=== Description of the task ===
Check each line of the data for "konserwatorskie" and select those that have it.

=== Record excerpts ===
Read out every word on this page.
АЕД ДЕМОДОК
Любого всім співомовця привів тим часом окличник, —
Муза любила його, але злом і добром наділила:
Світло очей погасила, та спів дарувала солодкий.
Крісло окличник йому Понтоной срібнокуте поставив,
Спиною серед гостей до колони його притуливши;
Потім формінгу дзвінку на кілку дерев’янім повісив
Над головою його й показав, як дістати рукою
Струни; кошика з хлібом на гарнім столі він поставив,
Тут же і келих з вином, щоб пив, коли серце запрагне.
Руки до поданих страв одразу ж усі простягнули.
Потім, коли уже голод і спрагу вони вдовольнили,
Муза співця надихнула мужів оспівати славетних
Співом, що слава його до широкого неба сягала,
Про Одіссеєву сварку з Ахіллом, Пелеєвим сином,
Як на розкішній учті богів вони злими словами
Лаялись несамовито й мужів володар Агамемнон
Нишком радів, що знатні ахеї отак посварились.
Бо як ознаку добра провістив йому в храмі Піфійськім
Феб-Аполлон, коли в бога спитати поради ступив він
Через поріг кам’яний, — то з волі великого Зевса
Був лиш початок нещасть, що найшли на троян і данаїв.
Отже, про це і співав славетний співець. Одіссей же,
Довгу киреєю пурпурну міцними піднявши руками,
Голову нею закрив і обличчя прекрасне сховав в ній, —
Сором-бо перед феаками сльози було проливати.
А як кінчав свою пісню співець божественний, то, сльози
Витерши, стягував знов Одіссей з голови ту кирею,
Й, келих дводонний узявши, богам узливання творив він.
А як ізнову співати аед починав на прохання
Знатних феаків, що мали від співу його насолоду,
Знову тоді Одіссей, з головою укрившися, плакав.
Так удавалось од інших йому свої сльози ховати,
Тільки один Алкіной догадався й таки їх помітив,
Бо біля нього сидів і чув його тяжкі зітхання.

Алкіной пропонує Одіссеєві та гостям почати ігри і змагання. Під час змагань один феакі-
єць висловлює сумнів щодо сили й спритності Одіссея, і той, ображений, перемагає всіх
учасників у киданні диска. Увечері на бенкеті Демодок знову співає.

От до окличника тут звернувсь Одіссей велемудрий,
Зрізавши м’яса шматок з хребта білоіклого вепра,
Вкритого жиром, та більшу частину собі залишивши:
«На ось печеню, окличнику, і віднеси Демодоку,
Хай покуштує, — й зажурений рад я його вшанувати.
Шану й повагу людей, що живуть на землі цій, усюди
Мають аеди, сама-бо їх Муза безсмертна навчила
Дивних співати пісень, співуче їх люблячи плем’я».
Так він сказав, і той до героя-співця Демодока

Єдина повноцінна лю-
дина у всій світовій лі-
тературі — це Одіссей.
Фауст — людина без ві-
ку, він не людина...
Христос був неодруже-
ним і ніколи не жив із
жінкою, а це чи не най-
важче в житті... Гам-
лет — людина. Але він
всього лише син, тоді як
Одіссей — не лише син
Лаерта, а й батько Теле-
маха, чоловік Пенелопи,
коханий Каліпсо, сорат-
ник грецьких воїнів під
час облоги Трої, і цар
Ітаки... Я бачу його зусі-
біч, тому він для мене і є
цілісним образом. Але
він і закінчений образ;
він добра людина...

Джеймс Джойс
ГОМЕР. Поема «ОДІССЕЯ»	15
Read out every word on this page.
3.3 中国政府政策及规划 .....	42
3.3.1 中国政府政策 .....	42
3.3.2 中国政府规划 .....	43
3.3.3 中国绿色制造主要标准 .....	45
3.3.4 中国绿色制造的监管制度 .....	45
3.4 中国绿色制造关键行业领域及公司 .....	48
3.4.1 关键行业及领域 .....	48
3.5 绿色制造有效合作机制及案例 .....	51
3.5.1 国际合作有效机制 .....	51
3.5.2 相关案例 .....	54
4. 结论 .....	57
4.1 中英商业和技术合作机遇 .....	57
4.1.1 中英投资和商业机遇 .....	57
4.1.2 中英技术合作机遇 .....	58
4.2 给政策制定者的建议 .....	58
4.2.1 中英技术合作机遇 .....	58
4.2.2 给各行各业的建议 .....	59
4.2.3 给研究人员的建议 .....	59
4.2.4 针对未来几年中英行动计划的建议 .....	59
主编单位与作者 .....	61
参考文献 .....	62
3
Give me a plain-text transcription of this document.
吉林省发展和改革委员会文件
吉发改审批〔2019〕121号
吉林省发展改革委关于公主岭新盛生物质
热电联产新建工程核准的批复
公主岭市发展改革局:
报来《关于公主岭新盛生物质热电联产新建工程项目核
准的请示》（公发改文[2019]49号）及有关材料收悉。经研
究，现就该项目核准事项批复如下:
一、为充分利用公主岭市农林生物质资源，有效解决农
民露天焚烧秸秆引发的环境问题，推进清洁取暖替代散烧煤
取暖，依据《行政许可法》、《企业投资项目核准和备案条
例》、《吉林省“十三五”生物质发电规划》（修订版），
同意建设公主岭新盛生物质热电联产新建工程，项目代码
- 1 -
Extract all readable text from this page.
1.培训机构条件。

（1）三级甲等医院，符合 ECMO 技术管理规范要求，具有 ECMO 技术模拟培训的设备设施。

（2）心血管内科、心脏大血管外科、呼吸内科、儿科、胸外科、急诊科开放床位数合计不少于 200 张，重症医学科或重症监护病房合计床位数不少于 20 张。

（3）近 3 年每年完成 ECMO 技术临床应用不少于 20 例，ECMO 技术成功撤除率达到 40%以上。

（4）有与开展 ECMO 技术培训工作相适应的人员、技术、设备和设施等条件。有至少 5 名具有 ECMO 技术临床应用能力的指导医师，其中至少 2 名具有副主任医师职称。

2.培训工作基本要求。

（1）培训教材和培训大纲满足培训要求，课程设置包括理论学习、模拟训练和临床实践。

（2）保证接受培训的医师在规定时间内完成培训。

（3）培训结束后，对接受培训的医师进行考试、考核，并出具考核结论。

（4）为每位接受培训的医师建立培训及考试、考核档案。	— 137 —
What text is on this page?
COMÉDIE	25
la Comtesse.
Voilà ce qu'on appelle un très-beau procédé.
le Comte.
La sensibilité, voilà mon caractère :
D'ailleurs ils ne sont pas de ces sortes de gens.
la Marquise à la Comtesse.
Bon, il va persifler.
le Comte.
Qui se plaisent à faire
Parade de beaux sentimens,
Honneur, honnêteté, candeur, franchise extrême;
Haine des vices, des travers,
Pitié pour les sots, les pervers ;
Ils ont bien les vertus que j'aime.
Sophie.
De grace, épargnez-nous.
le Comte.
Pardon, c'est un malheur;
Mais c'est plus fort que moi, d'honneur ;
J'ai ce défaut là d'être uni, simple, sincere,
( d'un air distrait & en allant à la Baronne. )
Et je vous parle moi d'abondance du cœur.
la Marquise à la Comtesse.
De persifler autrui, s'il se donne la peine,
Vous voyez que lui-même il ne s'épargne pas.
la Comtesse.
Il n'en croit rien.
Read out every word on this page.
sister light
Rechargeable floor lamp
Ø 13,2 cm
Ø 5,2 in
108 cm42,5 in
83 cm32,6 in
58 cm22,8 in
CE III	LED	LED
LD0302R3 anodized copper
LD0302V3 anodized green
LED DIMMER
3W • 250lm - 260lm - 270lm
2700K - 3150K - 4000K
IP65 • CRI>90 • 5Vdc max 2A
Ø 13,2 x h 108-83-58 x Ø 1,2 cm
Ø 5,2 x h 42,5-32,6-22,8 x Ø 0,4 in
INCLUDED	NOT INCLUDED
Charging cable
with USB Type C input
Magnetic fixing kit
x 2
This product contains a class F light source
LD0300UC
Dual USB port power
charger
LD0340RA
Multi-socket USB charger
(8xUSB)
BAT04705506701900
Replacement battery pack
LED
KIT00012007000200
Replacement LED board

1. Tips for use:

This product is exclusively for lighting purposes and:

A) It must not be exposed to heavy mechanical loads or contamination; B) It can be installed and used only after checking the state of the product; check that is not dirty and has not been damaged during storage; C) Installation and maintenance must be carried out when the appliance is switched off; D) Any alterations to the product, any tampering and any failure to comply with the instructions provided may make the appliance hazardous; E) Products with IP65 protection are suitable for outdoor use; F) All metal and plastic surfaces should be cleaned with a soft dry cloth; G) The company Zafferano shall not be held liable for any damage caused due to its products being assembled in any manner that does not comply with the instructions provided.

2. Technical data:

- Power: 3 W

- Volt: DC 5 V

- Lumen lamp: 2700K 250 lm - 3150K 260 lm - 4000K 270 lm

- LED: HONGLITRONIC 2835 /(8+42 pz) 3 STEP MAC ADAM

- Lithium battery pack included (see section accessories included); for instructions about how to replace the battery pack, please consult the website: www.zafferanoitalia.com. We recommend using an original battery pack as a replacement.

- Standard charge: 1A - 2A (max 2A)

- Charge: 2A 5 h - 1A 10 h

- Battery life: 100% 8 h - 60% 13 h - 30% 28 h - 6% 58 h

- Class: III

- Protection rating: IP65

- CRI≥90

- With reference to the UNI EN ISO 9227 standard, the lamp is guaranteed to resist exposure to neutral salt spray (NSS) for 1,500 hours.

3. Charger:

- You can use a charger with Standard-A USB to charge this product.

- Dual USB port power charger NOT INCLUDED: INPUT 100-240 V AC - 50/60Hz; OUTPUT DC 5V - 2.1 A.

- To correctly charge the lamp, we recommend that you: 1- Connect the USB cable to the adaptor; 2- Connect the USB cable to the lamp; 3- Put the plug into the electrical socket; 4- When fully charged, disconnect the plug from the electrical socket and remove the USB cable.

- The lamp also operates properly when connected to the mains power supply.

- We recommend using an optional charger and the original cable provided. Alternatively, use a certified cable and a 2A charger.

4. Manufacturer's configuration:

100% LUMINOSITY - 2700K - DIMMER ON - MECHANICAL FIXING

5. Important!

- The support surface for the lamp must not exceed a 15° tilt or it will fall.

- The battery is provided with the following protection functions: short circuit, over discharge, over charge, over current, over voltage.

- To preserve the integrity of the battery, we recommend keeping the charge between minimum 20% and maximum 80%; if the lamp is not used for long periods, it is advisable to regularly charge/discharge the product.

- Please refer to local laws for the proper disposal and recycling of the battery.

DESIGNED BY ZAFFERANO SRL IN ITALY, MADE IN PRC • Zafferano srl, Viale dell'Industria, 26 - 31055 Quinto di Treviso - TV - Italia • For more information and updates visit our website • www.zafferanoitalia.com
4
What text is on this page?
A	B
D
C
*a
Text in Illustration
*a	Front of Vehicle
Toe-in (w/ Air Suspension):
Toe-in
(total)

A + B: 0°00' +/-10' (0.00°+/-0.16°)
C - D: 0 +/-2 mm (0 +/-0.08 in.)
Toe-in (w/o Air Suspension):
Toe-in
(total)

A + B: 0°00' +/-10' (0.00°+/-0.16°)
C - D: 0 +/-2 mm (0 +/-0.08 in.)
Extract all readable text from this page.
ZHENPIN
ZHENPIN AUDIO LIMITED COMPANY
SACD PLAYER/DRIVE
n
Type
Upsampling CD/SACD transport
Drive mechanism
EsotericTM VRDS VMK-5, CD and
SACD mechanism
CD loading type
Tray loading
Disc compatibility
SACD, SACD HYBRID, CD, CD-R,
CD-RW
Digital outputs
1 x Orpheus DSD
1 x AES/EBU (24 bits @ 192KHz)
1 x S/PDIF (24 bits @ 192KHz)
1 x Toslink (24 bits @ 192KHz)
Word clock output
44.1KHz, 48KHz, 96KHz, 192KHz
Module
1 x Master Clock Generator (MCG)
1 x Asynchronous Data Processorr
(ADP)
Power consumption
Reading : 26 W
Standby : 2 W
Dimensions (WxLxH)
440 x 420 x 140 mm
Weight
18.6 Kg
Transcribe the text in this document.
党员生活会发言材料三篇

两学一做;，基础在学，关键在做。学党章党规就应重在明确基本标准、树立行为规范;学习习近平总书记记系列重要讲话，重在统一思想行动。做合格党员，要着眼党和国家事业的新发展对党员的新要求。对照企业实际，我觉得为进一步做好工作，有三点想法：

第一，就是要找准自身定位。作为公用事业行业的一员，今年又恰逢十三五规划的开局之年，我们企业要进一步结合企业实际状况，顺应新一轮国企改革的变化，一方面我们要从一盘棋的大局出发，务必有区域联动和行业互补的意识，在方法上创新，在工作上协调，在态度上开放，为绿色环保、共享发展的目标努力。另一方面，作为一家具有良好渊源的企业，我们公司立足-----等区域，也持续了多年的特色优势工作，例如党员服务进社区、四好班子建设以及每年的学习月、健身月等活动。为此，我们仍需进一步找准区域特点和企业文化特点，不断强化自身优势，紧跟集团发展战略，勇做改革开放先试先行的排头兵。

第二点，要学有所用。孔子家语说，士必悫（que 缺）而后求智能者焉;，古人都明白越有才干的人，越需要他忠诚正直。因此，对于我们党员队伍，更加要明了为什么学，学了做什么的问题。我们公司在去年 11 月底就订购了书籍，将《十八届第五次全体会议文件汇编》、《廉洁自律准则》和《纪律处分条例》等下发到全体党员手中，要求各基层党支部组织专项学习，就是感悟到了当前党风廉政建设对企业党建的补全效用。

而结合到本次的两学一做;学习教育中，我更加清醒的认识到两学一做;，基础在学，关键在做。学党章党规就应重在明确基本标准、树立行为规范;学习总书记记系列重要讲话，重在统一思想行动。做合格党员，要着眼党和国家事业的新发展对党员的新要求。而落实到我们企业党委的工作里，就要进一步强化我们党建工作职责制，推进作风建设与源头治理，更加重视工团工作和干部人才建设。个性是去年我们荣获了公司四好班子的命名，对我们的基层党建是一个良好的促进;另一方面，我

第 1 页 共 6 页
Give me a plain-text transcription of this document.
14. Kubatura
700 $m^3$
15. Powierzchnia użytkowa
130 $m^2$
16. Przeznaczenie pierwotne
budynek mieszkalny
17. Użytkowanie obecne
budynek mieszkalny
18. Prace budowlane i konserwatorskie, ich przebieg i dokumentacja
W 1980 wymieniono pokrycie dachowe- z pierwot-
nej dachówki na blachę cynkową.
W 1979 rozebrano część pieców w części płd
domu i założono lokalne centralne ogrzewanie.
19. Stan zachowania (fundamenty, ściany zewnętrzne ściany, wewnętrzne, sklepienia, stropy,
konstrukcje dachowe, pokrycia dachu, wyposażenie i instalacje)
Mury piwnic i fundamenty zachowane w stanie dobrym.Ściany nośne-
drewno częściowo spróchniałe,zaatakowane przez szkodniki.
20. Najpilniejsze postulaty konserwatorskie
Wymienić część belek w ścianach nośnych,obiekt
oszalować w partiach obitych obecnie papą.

=== Solved exercise ===
18. Prace budowlane i konserwatorskie, ich przebieg i dokumentacja
20. Najpilniejsze postulaty konserwatorskie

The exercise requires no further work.